[Entries taken from a collection]

────

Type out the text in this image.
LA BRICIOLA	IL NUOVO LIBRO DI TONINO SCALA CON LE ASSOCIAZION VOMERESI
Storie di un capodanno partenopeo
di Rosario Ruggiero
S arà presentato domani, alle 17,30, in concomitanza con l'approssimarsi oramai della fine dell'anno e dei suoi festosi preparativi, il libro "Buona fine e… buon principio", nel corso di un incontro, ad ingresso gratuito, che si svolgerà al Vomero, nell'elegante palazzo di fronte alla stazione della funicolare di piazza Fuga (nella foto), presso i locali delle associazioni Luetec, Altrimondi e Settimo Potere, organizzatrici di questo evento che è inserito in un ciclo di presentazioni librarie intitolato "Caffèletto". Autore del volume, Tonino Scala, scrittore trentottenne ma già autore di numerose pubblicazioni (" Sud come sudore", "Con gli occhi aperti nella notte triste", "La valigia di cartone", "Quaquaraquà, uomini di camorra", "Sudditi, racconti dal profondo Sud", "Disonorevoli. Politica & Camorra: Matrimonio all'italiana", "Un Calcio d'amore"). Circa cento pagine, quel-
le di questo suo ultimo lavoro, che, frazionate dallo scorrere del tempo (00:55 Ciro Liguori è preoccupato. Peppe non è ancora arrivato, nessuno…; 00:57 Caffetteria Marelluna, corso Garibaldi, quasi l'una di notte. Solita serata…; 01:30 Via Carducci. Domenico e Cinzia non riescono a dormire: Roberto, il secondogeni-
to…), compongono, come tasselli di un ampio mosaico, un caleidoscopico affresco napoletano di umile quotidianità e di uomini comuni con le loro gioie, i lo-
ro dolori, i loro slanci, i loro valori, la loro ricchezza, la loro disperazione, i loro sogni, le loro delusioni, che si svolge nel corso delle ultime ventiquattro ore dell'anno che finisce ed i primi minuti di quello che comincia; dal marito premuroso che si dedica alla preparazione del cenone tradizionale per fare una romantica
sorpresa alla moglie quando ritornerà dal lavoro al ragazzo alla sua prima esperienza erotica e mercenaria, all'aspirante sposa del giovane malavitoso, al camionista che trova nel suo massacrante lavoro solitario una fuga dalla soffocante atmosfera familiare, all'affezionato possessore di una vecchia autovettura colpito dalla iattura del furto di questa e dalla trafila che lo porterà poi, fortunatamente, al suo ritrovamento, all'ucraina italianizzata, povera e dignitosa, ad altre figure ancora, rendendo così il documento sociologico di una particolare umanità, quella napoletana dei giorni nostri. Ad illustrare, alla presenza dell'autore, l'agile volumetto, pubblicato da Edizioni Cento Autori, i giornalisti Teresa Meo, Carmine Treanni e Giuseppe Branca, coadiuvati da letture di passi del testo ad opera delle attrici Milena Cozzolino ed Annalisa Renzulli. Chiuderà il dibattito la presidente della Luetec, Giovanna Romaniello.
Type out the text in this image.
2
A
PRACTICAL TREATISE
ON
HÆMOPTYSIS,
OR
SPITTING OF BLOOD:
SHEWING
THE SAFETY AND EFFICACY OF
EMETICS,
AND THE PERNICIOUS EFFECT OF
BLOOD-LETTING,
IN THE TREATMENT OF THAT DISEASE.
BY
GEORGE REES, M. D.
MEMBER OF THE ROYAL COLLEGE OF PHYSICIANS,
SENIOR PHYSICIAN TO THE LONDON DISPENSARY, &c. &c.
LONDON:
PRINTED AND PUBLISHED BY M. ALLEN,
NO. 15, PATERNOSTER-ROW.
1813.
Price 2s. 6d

────

- EXERCISE GOAL -
Across the entries, how many lines hold the word "loro"? Say only the number.

- SOLVED EXERCISE -
2